With the pictures omitted, write out the entries that follow exactly as they stand.

______

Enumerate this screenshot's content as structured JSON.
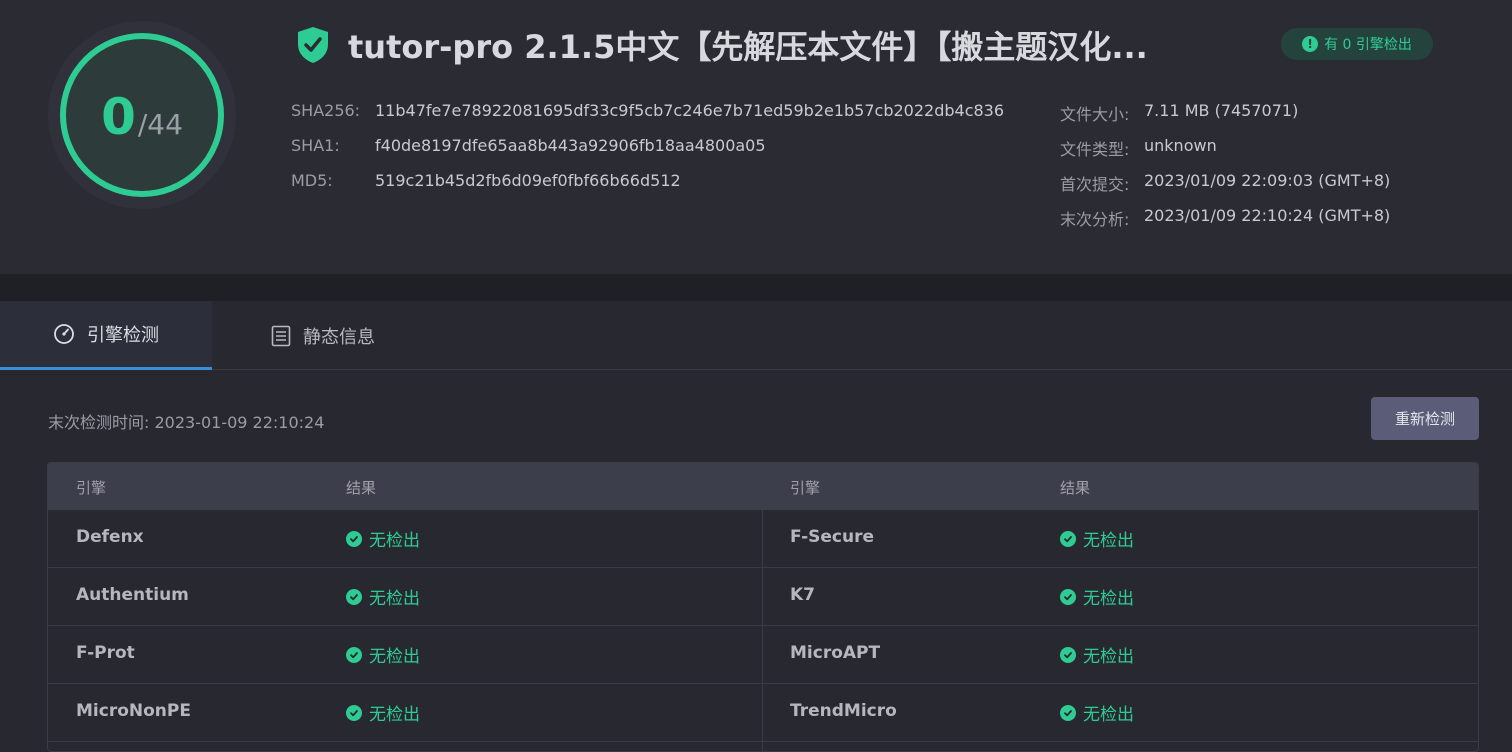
{
  "score": {
    "detected": "0",
    "total": "/44"
  },
  "file": {
    "title": "tutor-pro 2.1.5中文【先解压本文件】【搬主题汉化..."
  },
  "badge": {
    "text": "有 0 引擎检出"
  },
  "hashes": [
    {
      "label": "SHA256:",
      "value": "11b47fe7e78922081695df33c9f5cb7c246e7b71ed59b2e1b57cb2022db4c836"
    },
    {
      "label": "SHA1:",
      "value": "f40de8197dfe65aa8b443a92906fb18aa4800a05"
    },
    {
      "label": "MD5:",
      "value": "519c21b45d2fb6d09ef0fbf66b66d512"
    }
  ],
  "meta": [
    {
      "label": "文件大小:",
      "value": "7.11 MB (7457071)"
    },
    {
      "label": "文件类型:",
      "value": "unknown"
    },
    {
      "label": "首次提交:",
      "value": "2023/01/09 22:09:03 (GMT+8)"
    },
    {
      "label": "末次分析:",
      "value": "2023/01/09 22:10:24 (GMT+8)"
    }
  ],
  "tabs": [
    {
      "label": "引擎检测",
      "icon": "gauge-icon",
      "active": true
    },
    {
      "label": "静态信息",
      "icon": "list-icon",
      "active": false
    }
  ],
  "detection": {
    "last_check": "末次检测时间: 2023-01-09 22:10:24",
    "recheck_label": "重新检测"
  },
  "table": {
    "headers": [
      "引擎",
      "结果",
      "引擎",
      "结果"
    ],
    "rows": [
      {
        "left": {
          "engine": "Defenx",
          "result": "无检出"
        },
        "right": {
          "engine": "F-Secure",
          "result": "无检出"
        }
      },
      {
        "left": {
          "engine": "Authentium",
          "result": "无检出"
        },
        "right": {
          "engine": "K7",
          "result": "无检出"
        }
      },
      {
        "left": {
          "engine": "F-Prot",
          "result": "无检出"
        },
        "right": {
          "engine": "MicroAPT",
          "result": "无检出"
        }
      },
      {
        "left": {
          "engine": "MicroNonPE",
          "result": "无检出"
        },
        "right": {
          "engine": "TrendMicro",
          "result": "无检出"
        }
      }
    ]
  },
  "colors": {
    "accent_green": "#2ecc93",
    "tab_active": "#3a8fd9",
    "button": "#5a5c78"
  }
}
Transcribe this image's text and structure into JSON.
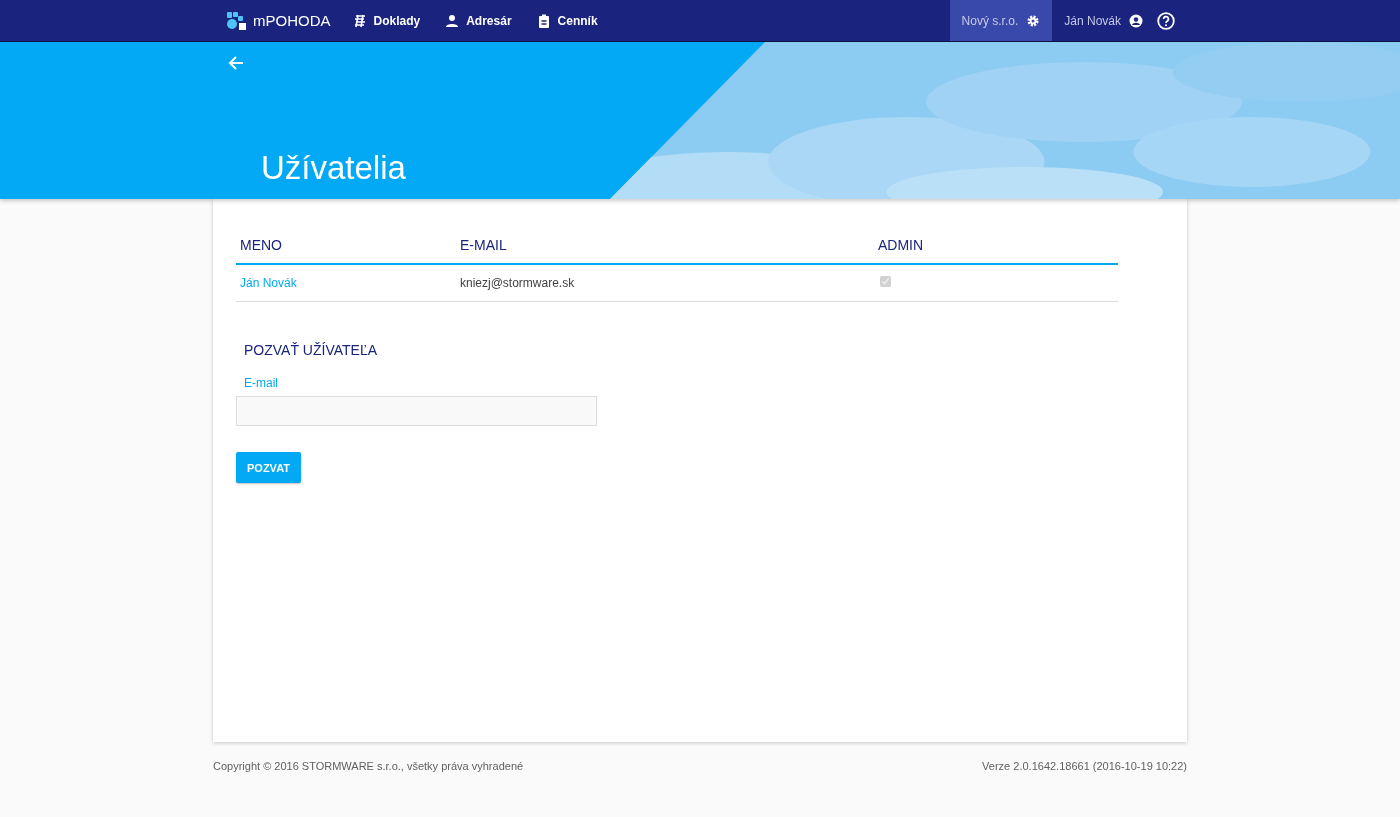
{
  "topbar": {
    "brand": "mPOHODA",
    "nav": [
      {
        "label": "Doklady",
        "kind": "documents"
      },
      {
        "label": "Adresár",
        "kind": "contacts"
      },
      {
        "label": "Cenník",
        "kind": "pricelist"
      }
    ],
    "company": {
      "label": "Nový s.r.o.",
      "selected": true
    },
    "user": {
      "label": "Ján Novák",
      "selected": false
    }
  },
  "hero": {
    "title": "Užívatelia"
  },
  "table": {
    "columns": [
      "MENO",
      "E-MAIL",
      "ADMIN"
    ],
    "rows": [
      {
        "name": "Ján Novák",
        "email": "kniezj@stormware.sk",
        "admin": {
          "checked": true,
          "disabled": true
        }
      }
    ]
  },
  "invite": {
    "heading": "POZVAŤ UŽÍVATEĽA",
    "field_label": "E-mail",
    "button": "POZVAT"
  },
  "footer": {
    "copyright": "Copyright © 2016 STORMWARE s.r.o., všetky práva vyhradené",
    "version": "Verze 2.0.1642.18661 (2016-10-19 10:22)"
  }
}
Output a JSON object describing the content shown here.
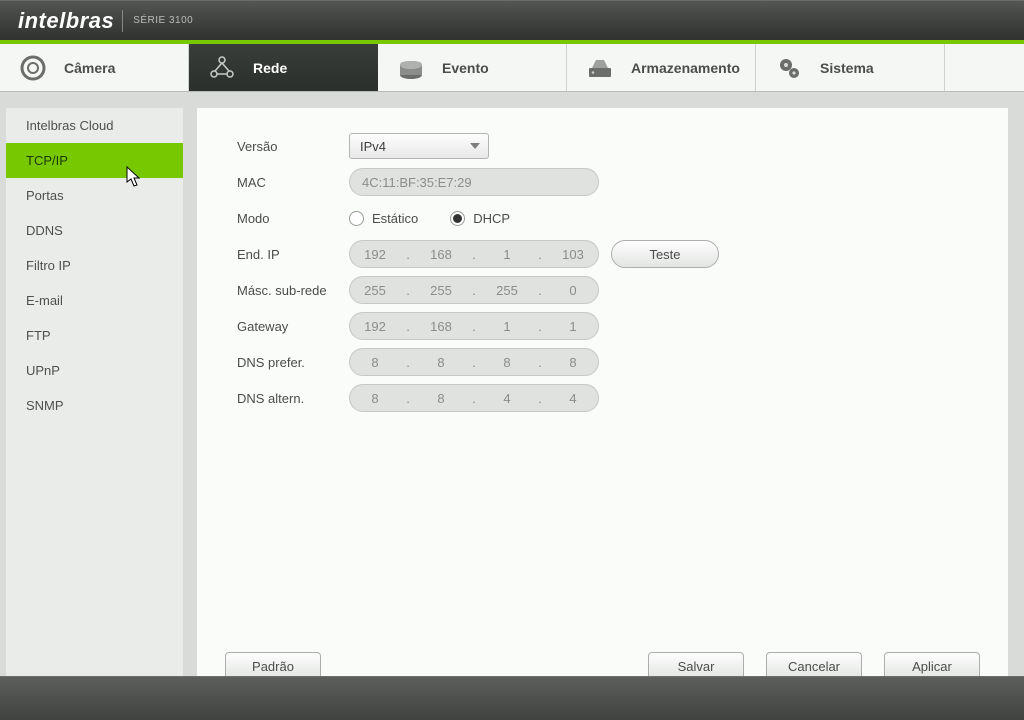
{
  "header": {
    "brand": "intelbras",
    "series": "SÉRIE 3100"
  },
  "nav": {
    "camera": "Câmera",
    "rede": "Rede",
    "evento": "Evento",
    "armazenamento": "Armazenamento",
    "sistema": "Sistema"
  },
  "sidebar": {
    "items": [
      "Intelbras Cloud",
      "TCP/IP",
      "Portas",
      "DDNS",
      "Filtro IP",
      "E-mail",
      "FTP",
      "UPnP",
      "SNMP"
    ],
    "active_index": 1
  },
  "form": {
    "labels": {
      "versao": "Versão",
      "mac": "MAC",
      "modo": "Modo",
      "end_ip": "End. IP",
      "mascara": "Másc. sub-rede",
      "gateway": "Gateway",
      "dns_prefer": "DNS prefer.",
      "dns_altern": "DNS altern."
    },
    "versao_value": "IPv4",
    "mac_value": "4C:11:BF:35:E7:29",
    "modo": {
      "option_static": "Estático",
      "option_dhcp": "DHCP",
      "selected": "dhcp"
    },
    "ip": [
      "192",
      "168",
      "1",
      "103"
    ],
    "mask": [
      "255",
      "255",
      "255",
      "0"
    ],
    "gateway": [
      "192",
      "168",
      "1",
      "1"
    ],
    "dns_pref": [
      "8",
      "8",
      "8",
      "8"
    ],
    "dns_alt": [
      "8",
      "8",
      "4",
      "4"
    ],
    "test_btn": "Teste"
  },
  "buttons": {
    "padrao": "Padrão",
    "salvar": "Salvar",
    "cancelar": "Cancelar",
    "aplicar": "Aplicar"
  }
}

______

## Task result
Enumerate this screenshot's content as structured JSON.
{
  "score": {
    "detected": "0",
    "total": "/44"
  },
  "file": {
    "title": "tutor-pro 2.1.5中文【先解压本文件】【搬主题汉化..."
  },
  "badge": {
    "text": "有 0 引擎检出"
  },
  "hashes": [
    {
      "label": "SHA256:",
      "value": "11b47fe7e78922081695df33c9f5cb7c246e7b71ed59b2e1b57cb2022db4c836"
    },
    {
      "label": "SHA1:",
      "value": "f40de8197dfe65aa8b443a92906fb18aa4800a05"
    },
    {
      "label": "MD5:",
      "value": "519c21b45d2fb6d09ef0fbf66b66d512"
    }
  ],
  "meta": [
    {
      "label": "文件大小:",
      "value": "7.11 MB (7457071)"
    },
    {
      "label": "文件类型:",
      "value": "unknown"
    },
    {
      "label": "首次提交:",
      "value": "2023/01/09 22:09:03 (GMT+8)"
    },
    {
      "label": "末次分析:",
      "value": "2023/01/09 22:10:24 (GMT+8)"
    }
  ],
  "tabs": [
    {
      "label": "引擎检测",
      "icon": "gauge-icon",
      "active": true
    },
    {
      "label": "静态信息",
      "icon": "list-icon",
      "active": false
    }
  ],
  "detection": {
    "last_check": "末次检测时间: 2023-01-09 22:10:24",
    "recheck_label": "重新检测"
  },
  "table": {
    "headers": [
      "引擎",
      "结果",
      "引擎",
      "结果"
    ],
    "rows": [
      {
        "left": {
          "engine": "Defenx",
          "result": "无检出"
        },
        "right": {
          "engine": "F-Secure",
          "result": "无检出"
        }
      },
      {
        "left": {
          "engine": "Authentium",
          "result": "无检出"
        },
        "right": {
          "engine": "K7",
          "result": "无检出"
        }
      },
      {
        "left": {
          "engine": "F-Prot",
          "result": "无检出"
        },
        "right": {
          "engine": "MicroAPT",
          "result": "无检出"
        }
      },
      {
        "left": {
          "engine": "MicroNonPE",
          "result": "无检出"
        },
        "right": {
          "engine": "TrendMicro",
          "result": "无检出"
        }
      }
    ]
  },
  "colors": {
    "accent_green": "#2ecc93",
    "tab_active": "#3a8fd9",
    "button": "#5a5c78"
  }
}
Transcribe this image's text and structure into JSON.
{
  "topbar": {
    "brand": "mPOHODA",
    "nav": [
      {
        "label": "Doklady",
        "kind": "documents"
      },
      {
        "label": "Adresár",
        "kind": "contacts"
      },
      {
        "label": "Cenník",
        "kind": "pricelist"
      }
    ],
    "company": {
      "label": "Nový s.r.o.",
      "selected": true
    },
    "user": {
      "label": "Ján Novák",
      "selected": false
    }
  },
  "hero": {
    "title": "Užívatelia"
  },
  "table": {
    "columns": [
      "MENO",
      "E-MAIL",
      "ADMIN"
    ],
    "rows": [
      {
        "name": "Ján Novák",
        "email": "kniezj@stormware.sk",
        "admin": {
          "checked": true,
          "disabled": true
        }
      }
    ]
  },
  "invite": {
    "heading": "POZVAŤ UŽÍVATEĽA",
    "field_label": "E-mail",
    "button": "POZVAT"
  },
  "footer": {
    "copyright": "Copyright © 2016 STORMWARE s.r.o., všetky práva vyhradené",
    "version": "Verze 2.0.1642.18661 (2016-10-19 10:22)"
  }
}
Output a JSON object describing the content shown here.
{
  "header": {
    "brand": "intelbras",
    "series": "SÉRIE 3100"
  },
  "nav": {
    "camera": "Câmera",
    "rede": "Rede",
    "evento": "Evento",
    "armazenamento": "Armazenamento",
    "sistema": "Sistema"
  },
  "sidebar": {
    "items": [
      "Intelbras Cloud",
      "TCP/IP",
      "Portas",
      "DDNS",
      "Filtro IP",
      "E-mail",
      "FTP",
      "UPnP",
      "SNMP"
    ],
    "active_index": 1
  },
  "form": {
    "labels": {
      "versao": "Versão",
      "mac": "MAC",
      "modo": "Modo",
      "end_ip": "End. IP",
      "mascara": "Másc. sub-rede",
      "gateway": "Gateway",
      "dns_prefer": "DNS prefer.",
      "dns_altern": "DNS altern."
    },
    "versao_value": "IPv4",
    "mac_value": "4C:11:BF:35:E7:29",
    "modo": {
      "option_static": "Estático",
      "option_dhcp": "DHCP",
      "selected": "dhcp"
    },
    "ip": [
      "192",
      "168",
      "1",
      "103"
    ],
    "mask": [
      "255",
      "255",
      "255",
      "0"
    ],
    "gateway": [
      "192",
      "168",
      "1",
      "1"
    ],
    "dns_pref": [
      "8",
      "8",
      "8",
      "8"
    ],
    "dns_alt": [
      "8",
      "8",
      "4",
      "4"
    ],
    "test_btn": "Teste"
  },
  "buttons": {
    "padrao": "Padrão",
    "salvar": "Salvar",
    "cancelar": "Cancelar",
    "aplicar": "Aplicar"
  }
}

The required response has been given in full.